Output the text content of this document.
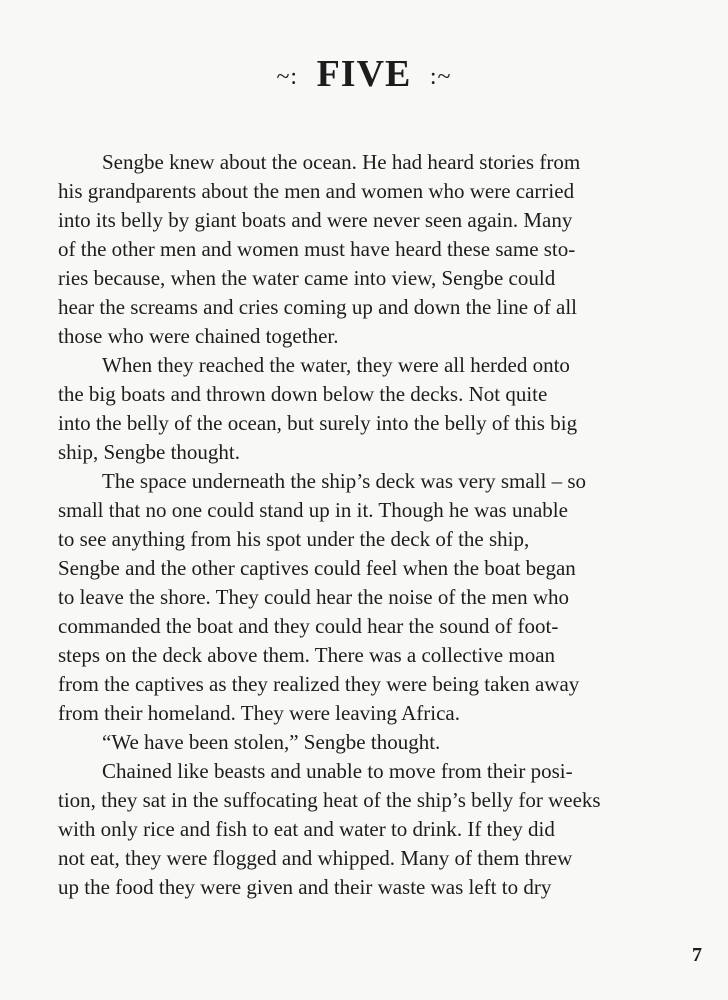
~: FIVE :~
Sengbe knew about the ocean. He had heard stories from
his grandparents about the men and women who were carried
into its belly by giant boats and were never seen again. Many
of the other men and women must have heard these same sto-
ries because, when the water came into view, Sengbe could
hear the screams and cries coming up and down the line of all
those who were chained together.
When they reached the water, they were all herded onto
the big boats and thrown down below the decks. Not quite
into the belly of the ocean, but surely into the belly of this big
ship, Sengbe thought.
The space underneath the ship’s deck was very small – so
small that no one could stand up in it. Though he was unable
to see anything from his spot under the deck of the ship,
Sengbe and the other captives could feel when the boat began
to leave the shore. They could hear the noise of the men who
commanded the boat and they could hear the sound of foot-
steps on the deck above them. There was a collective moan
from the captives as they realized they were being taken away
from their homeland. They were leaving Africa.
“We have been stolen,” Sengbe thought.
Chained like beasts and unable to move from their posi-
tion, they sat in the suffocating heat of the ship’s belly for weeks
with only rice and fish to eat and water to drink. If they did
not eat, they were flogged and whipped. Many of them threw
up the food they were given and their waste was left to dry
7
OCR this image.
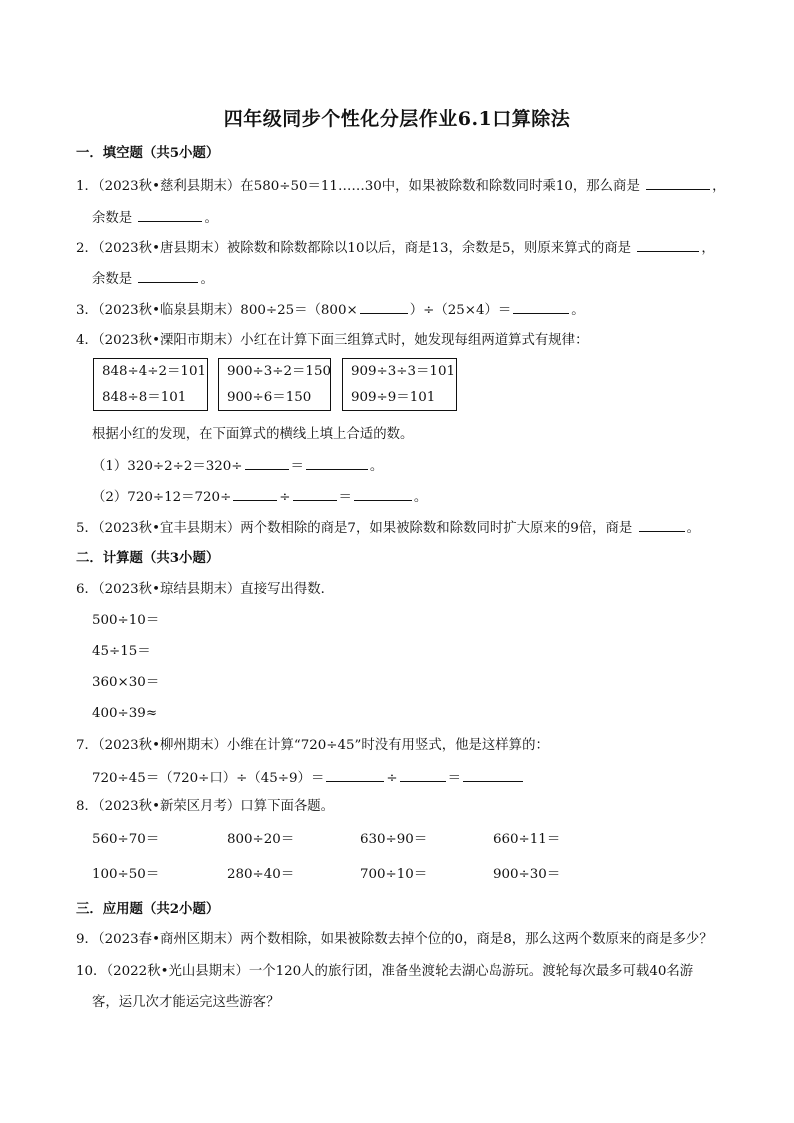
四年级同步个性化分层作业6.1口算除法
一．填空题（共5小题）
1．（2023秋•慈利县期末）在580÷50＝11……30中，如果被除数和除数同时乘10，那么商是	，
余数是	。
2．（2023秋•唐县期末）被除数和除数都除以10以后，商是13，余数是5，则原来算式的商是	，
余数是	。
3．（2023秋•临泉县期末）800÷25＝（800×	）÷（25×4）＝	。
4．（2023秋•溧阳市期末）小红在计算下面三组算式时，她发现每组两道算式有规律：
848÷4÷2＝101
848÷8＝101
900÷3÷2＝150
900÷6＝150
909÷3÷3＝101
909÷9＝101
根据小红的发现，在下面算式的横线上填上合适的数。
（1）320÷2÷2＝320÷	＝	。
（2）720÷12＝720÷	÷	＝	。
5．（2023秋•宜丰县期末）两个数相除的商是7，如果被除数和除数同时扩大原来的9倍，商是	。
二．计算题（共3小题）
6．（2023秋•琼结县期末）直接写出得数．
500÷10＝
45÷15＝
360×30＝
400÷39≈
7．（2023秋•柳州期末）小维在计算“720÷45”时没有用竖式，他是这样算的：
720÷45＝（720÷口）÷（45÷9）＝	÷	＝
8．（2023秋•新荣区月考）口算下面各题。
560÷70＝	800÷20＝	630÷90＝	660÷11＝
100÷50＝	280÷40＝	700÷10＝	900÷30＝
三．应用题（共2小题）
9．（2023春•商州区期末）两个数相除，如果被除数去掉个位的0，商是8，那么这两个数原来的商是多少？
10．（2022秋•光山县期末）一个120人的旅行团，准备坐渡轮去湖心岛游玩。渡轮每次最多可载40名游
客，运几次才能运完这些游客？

...

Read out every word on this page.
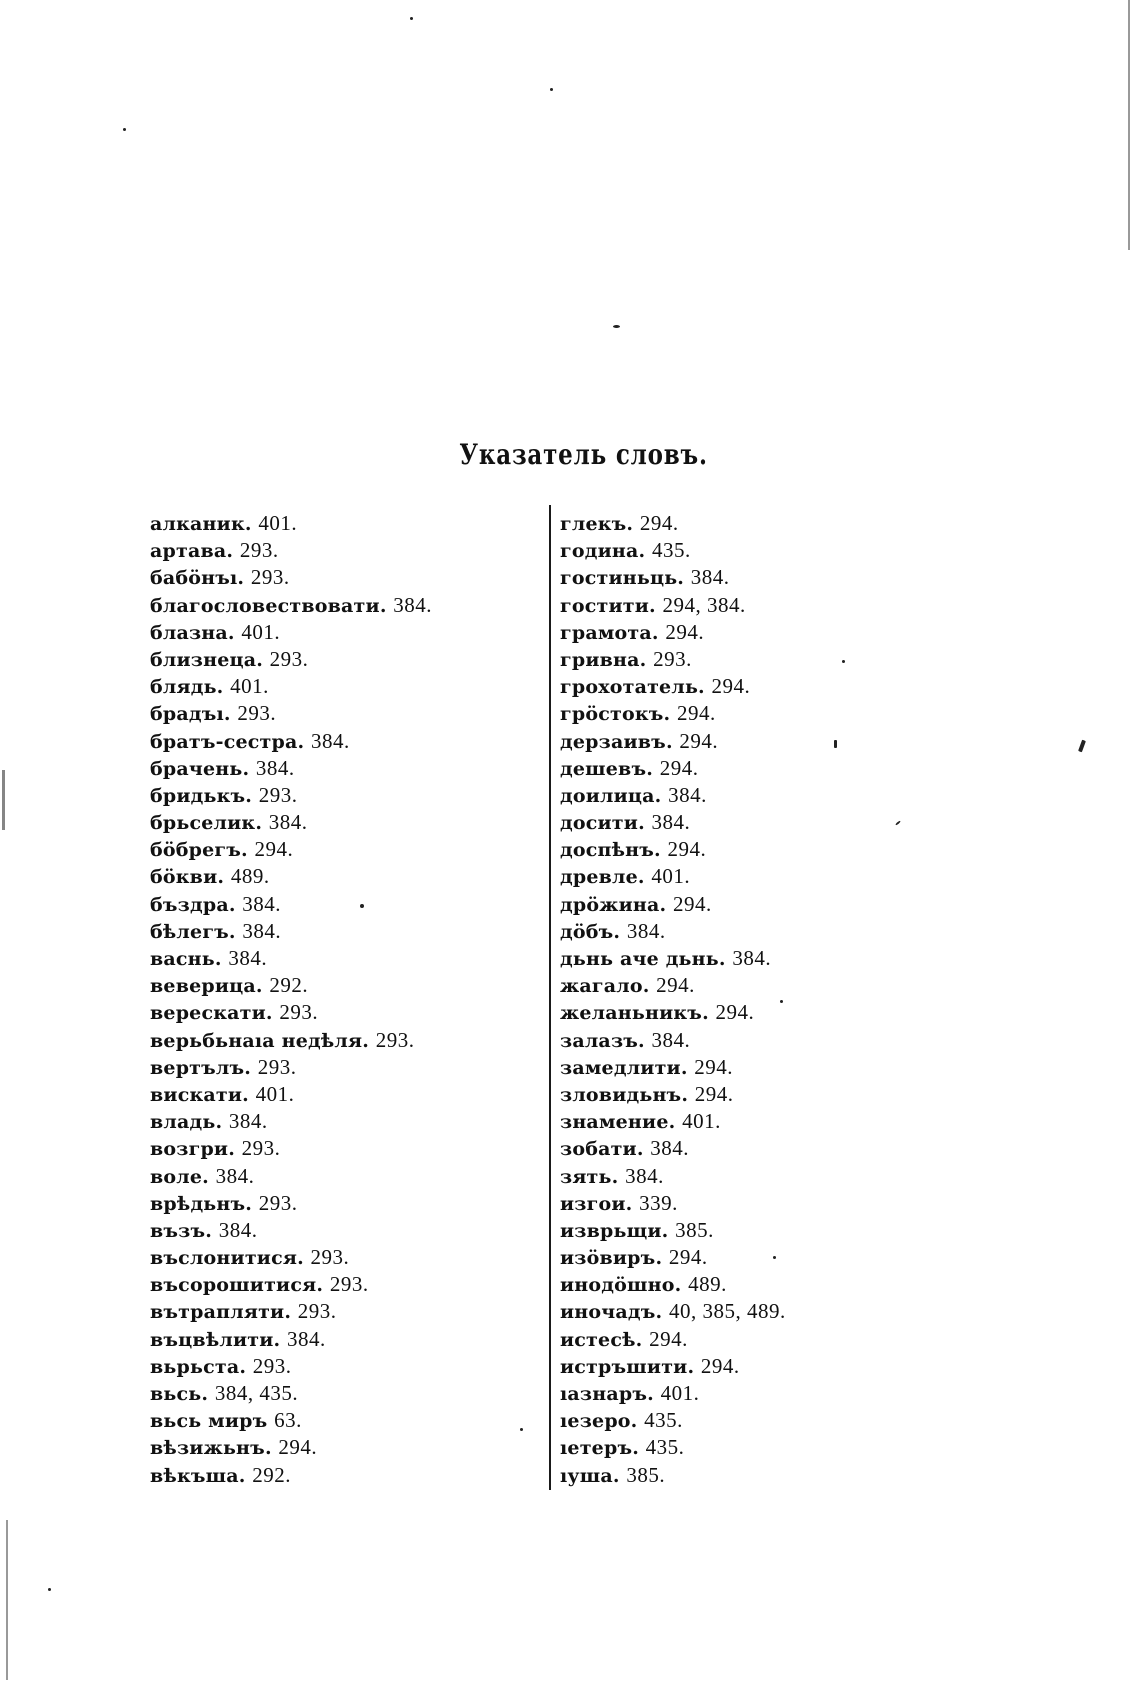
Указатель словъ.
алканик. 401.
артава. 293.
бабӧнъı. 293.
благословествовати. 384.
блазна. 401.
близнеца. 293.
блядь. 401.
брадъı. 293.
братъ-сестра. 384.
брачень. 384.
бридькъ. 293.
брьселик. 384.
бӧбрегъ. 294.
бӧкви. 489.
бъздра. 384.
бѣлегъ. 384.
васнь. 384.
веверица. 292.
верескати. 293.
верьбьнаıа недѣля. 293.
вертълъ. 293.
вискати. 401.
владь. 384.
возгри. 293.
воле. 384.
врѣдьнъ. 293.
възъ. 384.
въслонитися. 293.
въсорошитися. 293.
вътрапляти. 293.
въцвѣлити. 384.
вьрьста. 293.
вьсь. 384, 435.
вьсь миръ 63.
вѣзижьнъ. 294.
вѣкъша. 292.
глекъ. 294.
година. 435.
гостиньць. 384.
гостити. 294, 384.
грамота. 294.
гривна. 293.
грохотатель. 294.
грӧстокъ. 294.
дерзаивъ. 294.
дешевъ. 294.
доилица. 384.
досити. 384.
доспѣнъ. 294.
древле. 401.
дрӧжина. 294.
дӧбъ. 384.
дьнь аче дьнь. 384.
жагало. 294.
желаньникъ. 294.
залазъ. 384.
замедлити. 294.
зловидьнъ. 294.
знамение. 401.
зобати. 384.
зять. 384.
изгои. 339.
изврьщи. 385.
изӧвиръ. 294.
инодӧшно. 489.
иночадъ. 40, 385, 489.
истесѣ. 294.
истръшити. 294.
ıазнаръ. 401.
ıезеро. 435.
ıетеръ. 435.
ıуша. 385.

■ **Work to complete**
Using the material above, state how many lines include the string "Sengbe". Answer with a single number.

■ **Response for this exercise**
5